§ WHAT THIS TASK INVOLVES:
Pull out every line below that contains the string "icon", with matching case, and copy each one in full.

----

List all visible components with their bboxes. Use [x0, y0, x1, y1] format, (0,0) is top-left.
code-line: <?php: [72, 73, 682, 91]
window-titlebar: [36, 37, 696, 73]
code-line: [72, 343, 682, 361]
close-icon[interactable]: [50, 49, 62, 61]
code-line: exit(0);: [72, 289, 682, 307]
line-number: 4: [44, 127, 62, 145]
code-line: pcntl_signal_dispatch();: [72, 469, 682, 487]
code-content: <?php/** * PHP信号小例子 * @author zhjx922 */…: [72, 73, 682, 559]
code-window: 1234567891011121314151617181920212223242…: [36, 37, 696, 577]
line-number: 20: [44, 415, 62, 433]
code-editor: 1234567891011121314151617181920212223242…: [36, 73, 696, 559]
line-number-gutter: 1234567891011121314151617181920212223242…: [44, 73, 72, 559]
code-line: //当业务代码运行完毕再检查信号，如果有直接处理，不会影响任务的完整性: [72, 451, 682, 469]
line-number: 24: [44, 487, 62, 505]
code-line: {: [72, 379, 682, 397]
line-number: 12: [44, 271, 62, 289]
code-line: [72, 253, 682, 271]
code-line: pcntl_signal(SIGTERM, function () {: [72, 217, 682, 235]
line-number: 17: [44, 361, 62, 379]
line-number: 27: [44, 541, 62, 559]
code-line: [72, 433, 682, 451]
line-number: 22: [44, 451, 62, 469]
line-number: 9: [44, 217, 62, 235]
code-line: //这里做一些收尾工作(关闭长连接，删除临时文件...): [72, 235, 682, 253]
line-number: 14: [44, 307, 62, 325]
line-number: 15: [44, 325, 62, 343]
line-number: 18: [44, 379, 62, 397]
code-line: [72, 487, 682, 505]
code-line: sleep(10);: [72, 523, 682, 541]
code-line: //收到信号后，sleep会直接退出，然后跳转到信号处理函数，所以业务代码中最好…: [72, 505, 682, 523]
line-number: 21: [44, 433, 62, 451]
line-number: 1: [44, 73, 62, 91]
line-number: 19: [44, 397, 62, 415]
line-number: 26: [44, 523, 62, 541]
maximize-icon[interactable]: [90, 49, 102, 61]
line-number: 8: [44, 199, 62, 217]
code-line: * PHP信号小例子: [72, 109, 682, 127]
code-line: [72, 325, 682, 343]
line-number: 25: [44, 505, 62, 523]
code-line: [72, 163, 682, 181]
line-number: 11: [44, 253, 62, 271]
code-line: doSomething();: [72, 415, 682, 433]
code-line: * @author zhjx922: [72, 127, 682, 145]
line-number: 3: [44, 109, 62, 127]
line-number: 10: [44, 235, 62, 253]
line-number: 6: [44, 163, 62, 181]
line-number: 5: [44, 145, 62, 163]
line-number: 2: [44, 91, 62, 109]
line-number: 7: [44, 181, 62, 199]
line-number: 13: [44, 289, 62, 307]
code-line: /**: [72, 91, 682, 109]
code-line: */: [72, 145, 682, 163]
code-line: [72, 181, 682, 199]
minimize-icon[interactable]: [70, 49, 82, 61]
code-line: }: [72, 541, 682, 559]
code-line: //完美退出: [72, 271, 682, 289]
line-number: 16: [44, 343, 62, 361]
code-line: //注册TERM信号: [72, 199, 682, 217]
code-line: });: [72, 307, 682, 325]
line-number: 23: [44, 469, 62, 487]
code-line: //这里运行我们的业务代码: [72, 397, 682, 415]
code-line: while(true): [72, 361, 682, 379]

----

§ TASK SOLUTION:
close-icon[interactable]: [50, 49, 62, 61]
maximize-icon[interactable]: [90, 49, 102, 61]
minimize-icon[interactable]: [70, 49, 82, 61]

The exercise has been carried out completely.